Challenge: According to the court opinion, on what date did William M. Brooks die?

Passage shown:
•••••
Summary
In Brooks v. Federal Land Bank of Columbia, 106 Fla. 412, 143 So. at page 752, Mr. Justice ELLIS, speaking for the court, said: "The principle is that the limitation of time within which claims may be presented for allowance in the probate court is inseparable from the peculiar procedure prescribed in each jurisdiction.
Summary of this case from Smith v. FeschheimerOpinion
Opinion filed August 9, 1932. Petition for rehearing denied October 10, 1932.
An appeal from the Circuit Court for Citrus County; F. L. Stringer, Judge.
Thomas Palmer and Scofield Scofield, for Appellants;
Hull, Landis Whitehair, and Strauss L. Lloyd, for Appellee.
William M. Brooks in August, 1918, became indebted to the Federal Land Bank of Columbia in the sum of Five Thousand Five Hundred Dollars. That indebtedness was evidenced by the promissory note of Brooks and his wife.
The note by its terms was made payable on an amortization plan in thirty-four annual installments of Three Hundred and Fifty-seven Dollars and Fifty cents each, the first installment payable July 1, 1920, the subsequent installments were payable at the same time in each succeeding year until the principal should be paid. Any installment in which there was a default should bear eight per cent. interest. The Lecanto National Farm Loan Association indorsed the note.
Brooks and his wife in order to secure the payment of the note executed and delivered to the Federal Land Bank of Columbia a mortgage upon certain lands located in Citrus and Hernando Counties. The mortgage was duly recorded in August, 1918. The mortgage contained a covenant that the mortgagors would pay the debt and interest according to the plan described.
Brooks died June 24, 1923, leaving a will but appointed no Executor. He left surviving him a widow, a son, William A. Brooks, and a daughter Charlotte E. Brooks. The testator devised all his property to his widow and children. William A. Brooks was appointed Administrator with the will annexed.
Seven installments were paid, five of them after the death of Brooks and after the appointment of the Administrator. No other installments have been paid. The installments due July 1, 1927, and July 1, 1928, were not paid, so on November 24, 1928, The Federal Land Bank of Columbia exhibited its bill in the Circuit Court for Citrus County to enforce the mortgage lien, making William A. Brooks, individually and as Administrator of the estate of William M. Brooks, Sue G. Brooks, widow, Charlotte E. Brooks Austin, P. L. Weeks, Letta C. Benjamin as administrator of the estate of George N. Benjamin, The Lecanto National Farm Loan Association and others defendants as having or claiming to have some interest in the premises. Several of the defendants answered averring the ownership by them of claims in the form of statutory liens for services, judgments and mortgages.
•••••
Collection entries
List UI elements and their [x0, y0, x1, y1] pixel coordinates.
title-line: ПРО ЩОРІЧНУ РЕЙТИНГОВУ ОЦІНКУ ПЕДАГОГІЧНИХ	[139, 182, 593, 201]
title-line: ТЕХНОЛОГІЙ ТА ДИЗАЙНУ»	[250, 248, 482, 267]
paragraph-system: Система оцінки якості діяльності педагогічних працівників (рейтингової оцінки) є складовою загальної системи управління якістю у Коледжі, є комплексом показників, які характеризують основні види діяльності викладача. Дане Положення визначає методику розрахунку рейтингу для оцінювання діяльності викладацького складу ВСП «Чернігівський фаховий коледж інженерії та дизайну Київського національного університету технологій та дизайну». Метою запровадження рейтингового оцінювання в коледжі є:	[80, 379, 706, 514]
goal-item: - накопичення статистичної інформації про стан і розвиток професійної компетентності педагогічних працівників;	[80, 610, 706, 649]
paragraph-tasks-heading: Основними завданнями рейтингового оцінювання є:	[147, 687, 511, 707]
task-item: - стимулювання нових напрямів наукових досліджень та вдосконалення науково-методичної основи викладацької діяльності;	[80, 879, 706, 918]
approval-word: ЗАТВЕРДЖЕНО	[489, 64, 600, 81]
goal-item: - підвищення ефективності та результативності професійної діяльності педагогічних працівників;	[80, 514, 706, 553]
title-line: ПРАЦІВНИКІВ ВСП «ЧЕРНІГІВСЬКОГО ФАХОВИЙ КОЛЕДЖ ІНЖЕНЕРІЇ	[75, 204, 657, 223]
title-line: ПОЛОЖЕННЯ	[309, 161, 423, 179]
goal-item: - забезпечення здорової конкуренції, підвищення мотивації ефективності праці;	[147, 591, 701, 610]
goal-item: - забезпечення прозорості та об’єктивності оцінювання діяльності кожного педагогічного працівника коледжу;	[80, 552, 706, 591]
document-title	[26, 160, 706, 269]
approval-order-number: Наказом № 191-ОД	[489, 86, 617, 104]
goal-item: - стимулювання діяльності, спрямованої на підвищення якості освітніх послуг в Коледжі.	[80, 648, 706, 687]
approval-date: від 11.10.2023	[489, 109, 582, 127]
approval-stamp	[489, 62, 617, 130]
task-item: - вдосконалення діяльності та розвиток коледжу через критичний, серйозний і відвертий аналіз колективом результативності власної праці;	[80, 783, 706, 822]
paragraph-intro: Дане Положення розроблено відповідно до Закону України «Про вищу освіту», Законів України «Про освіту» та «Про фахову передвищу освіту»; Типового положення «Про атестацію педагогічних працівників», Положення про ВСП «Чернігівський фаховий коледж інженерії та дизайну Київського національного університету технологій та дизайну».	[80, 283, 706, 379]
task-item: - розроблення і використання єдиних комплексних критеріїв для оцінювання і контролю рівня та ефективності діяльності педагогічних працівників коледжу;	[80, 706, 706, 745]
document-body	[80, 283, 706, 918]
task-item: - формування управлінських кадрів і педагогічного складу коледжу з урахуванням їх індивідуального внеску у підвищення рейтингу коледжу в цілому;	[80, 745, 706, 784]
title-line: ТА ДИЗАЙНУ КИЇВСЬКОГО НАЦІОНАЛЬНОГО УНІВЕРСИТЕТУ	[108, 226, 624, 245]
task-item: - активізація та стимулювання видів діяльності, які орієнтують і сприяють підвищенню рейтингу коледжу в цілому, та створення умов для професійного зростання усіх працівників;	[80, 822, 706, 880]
•••••
Exercise result: June 24, 1923